■ Task objective
Count the lines containing "source". Give the number alone.

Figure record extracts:

=-=-=-=-=

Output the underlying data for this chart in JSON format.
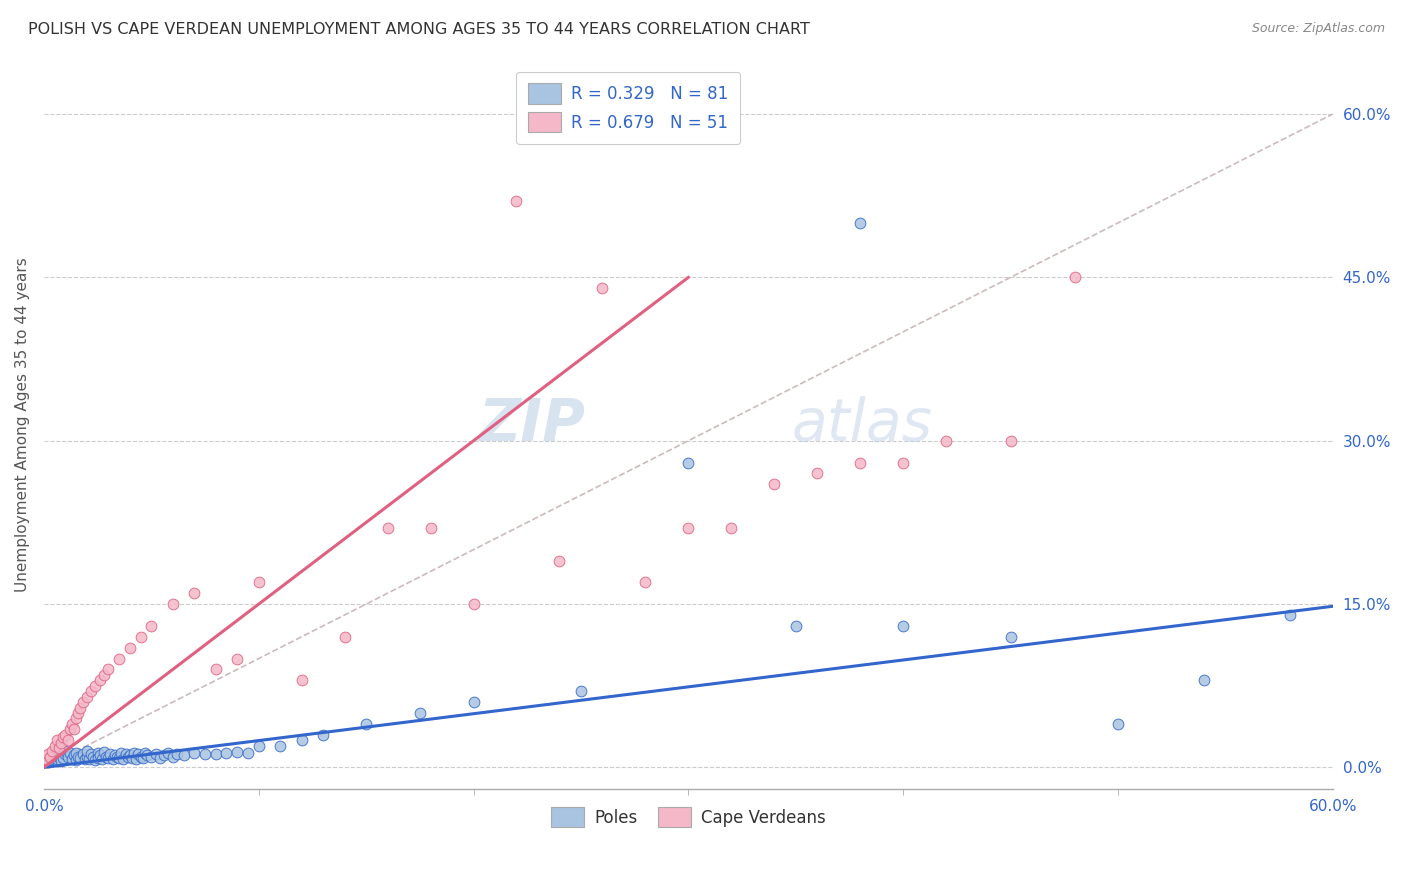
{
  "title": "POLISH VS CAPE VERDEAN UNEMPLOYMENT AMONG AGES 35 TO 44 YEARS CORRELATION CHART",
  "source": "Source: ZipAtlas.com",
  "ylabel": "Unemployment Among Ages 35 to 44 years",
  "xlim": [
    0.0,
    0.6
  ],
  "ylim": [
    -0.02,
    0.65
  ],
  "color_poles": "#a8c4e0",
  "color_cv": "#f4b8c8",
  "line_color_poles": "#3366cc",
  "line_color_cv": "#e06080",
  "watermark_zip": "ZIP",
  "watermark_atlas": "atlas",
  "poles_x": [
    0.002,
    0.003,
    0.004,
    0.005,
    0.006,
    0.007,
    0.008,
    0.009,
    0.01,
    0.01,
    0.011,
    0.012,
    0.013,
    0.014,
    0.015,
    0.015,
    0.016,
    0.017,
    0.018,
    0.019,
    0.02,
    0.02,
    0.021,
    0.022,
    0.023,
    0.024,
    0.025,
    0.025,
    0.026,
    0.027,
    0.028,
    0.029,
    0.03,
    0.031,
    0.032,
    0.033,
    0.034,
    0.035,
    0.036,
    0.037,
    0.038,
    0.039,
    0.04,
    0.041,
    0.042,
    0.043,
    0.044,
    0.045,
    0.046,
    0.047,
    0.048,
    0.05,
    0.052,
    0.054,
    0.056,
    0.058,
    0.06,
    0.062,
    0.065,
    0.07,
    0.075,
    0.08,
    0.085,
    0.09,
    0.095,
    0.1,
    0.11,
    0.12,
    0.13,
    0.15,
    0.175,
    0.2,
    0.25,
    0.3,
    0.35,
    0.38,
    0.4,
    0.45,
    0.5,
    0.54,
    0.58
  ],
  "poles_y": [
    0.005,
    0.008,
    0.01,
    0.012,
    0.008,
    0.01,
    0.006,
    0.009,
    0.012,
    0.015,
    0.01,
    0.013,
    0.008,
    0.011,
    0.007,
    0.013,
    0.01,
    0.009,
    0.012,
    0.008,
    0.01,
    0.015,
    0.008,
    0.012,
    0.01,
    0.007,
    0.013,
    0.009,
    0.011,
    0.008,
    0.014,
    0.01,
    0.009,
    0.012,
    0.008,
    0.011,
    0.01,
    0.009,
    0.013,
    0.008,
    0.012,
    0.01,
    0.011,
    0.009,
    0.013,
    0.008,
    0.012,
    0.01,
    0.009,
    0.013,
    0.011,
    0.01,
    0.012,
    0.009,
    0.011,
    0.013,
    0.01,
    0.012,
    0.011,
    0.013,
    0.012,
    0.012,
    0.013,
    0.014,
    0.013,
    0.02,
    0.02,
    0.025,
    0.03,
    0.04,
    0.05,
    0.06,
    0.07,
    0.28,
    0.13,
    0.5,
    0.13,
    0.12,
    0.04,
    0.08,
    0.14
  ],
  "cv_x": [
    0.001,
    0.002,
    0.003,
    0.004,
    0.005,
    0.006,
    0.007,
    0.008,
    0.009,
    0.01,
    0.011,
    0.012,
    0.013,
    0.014,
    0.015,
    0.016,
    0.017,
    0.018,
    0.02,
    0.022,
    0.024,
    0.026,
    0.028,
    0.03,
    0.035,
    0.04,
    0.045,
    0.05,
    0.06,
    0.07,
    0.08,
    0.09,
    0.1,
    0.12,
    0.14,
    0.16,
    0.18,
    0.2,
    0.22,
    0.24,
    0.26,
    0.28,
    0.3,
    0.32,
    0.34,
    0.36,
    0.38,
    0.4,
    0.42,
    0.45,
    0.48
  ],
  "cv_y": [
    0.008,
    0.012,
    0.01,
    0.015,
    0.02,
    0.025,
    0.018,
    0.022,
    0.028,
    0.03,
    0.025,
    0.035,
    0.04,
    0.035,
    0.045,
    0.05,
    0.055,
    0.06,
    0.065,
    0.07,
    0.075,
    0.08,
    0.085,
    0.09,
    0.1,
    0.11,
    0.12,
    0.13,
    0.15,
    0.16,
    0.09,
    0.1,
    0.17,
    0.08,
    0.12,
    0.22,
    0.22,
    0.15,
    0.52,
    0.19,
    0.44,
    0.17,
    0.22,
    0.22,
    0.26,
    0.27,
    0.28,
    0.28,
    0.3,
    0.3,
    0.45
  ]
}
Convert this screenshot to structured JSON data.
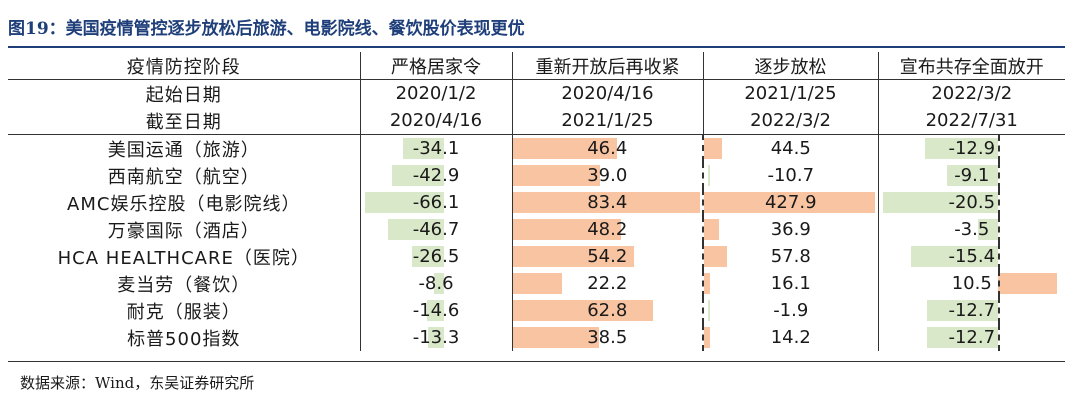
{
  "title": "图19：美国疫情管控逐步放松后旅游、电影院线、餐饮股价表现更优",
  "source": "数据来源：Wind，东吴证券研究所",
  "header": {
    "row_label": "疫情防控阶段",
    "start_label": "起始日期",
    "end_label": "截至日期"
  },
  "phases": [
    {
      "name": "严格居家令",
      "start": "2020/1/2",
      "end": "2020/4/16"
    },
    {
      "name": "重新开放后再收紧",
      "start": "2020/4/16",
      "end": "2021/1/25"
    },
    {
      "name": "逐步放松",
      "start": "2021/1/25",
      "end": "2022/3/2"
    },
    {
      "name": "宣布共存全面放开",
      "start": "2022/3/2",
      "end": "2022/7/31"
    }
  ],
  "colors": {
    "negative": "#d9e8c8",
    "positive": "#f8c4a2",
    "title": "#1f3f7a"
  },
  "chart_data": {
    "type": "table",
    "columns": [
      "严格居家令",
      "重新开放后再收紧",
      "逐步放松",
      "宣布共存全面放开"
    ],
    "rows": [
      {
        "label": "美国运通（旅游）",
        "values": [
          -34.1,
          46.4,
          44.5,
          -12.9
        ]
      },
      {
        "label": "西南航空（航空）",
        "values": [
          -42.9,
          39.0,
          -10.7,
          -9.1
        ]
      },
      {
        "label": "AMC娱乐控股（电影院线）",
        "values": [
          -66.1,
          83.4,
          427.9,
          -20.5
        ]
      },
      {
        "label": "万豪国际（酒店）",
        "values": [
          -46.7,
          48.2,
          36.9,
          -3.5
        ]
      },
      {
        "label": "HCA HEALTHCARE（医院）",
        "values": [
          -26.5,
          54.2,
          57.8,
          -15.4
        ]
      },
      {
        "label": "麦当劳（餐饮）",
        "values": [
          -8.6,
          22.2,
          16.1,
          10.5
        ]
      },
      {
        "label": "耐克（服装）",
        "values": [
          -14.6,
          62.8,
          -1.9,
          -12.7
        ]
      },
      {
        "label": "标普500指数",
        "values": [
          -13.3,
          38.5,
          14.2,
          -12.7
        ]
      }
    ],
    "display_values": [
      [
        "-34.1",
        "46.4",
        "44.5",
        "-12.9"
      ],
      [
        "-42.9",
        "39.0",
        "-10.7",
        "-9.1"
      ],
      [
        "-66.1",
        "83.4",
        "427.9",
        "-20.5"
      ],
      [
        "-46.7",
        "48.2",
        "36.9",
        "-3.5"
      ],
      [
        "-26.5",
        "54.2",
        "57.8",
        "-15.4"
      ],
      [
        "-8.6",
        "22.2",
        "16.1",
        "10.5"
      ],
      [
        "-14.6",
        "62.8",
        "-1.9",
        "-12.7"
      ],
      [
        "-13.3",
        "38.5",
        "14.2",
        "-12.7"
      ]
    ]
  }
}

=-=-=-=-=

■ Solution to the exercise
2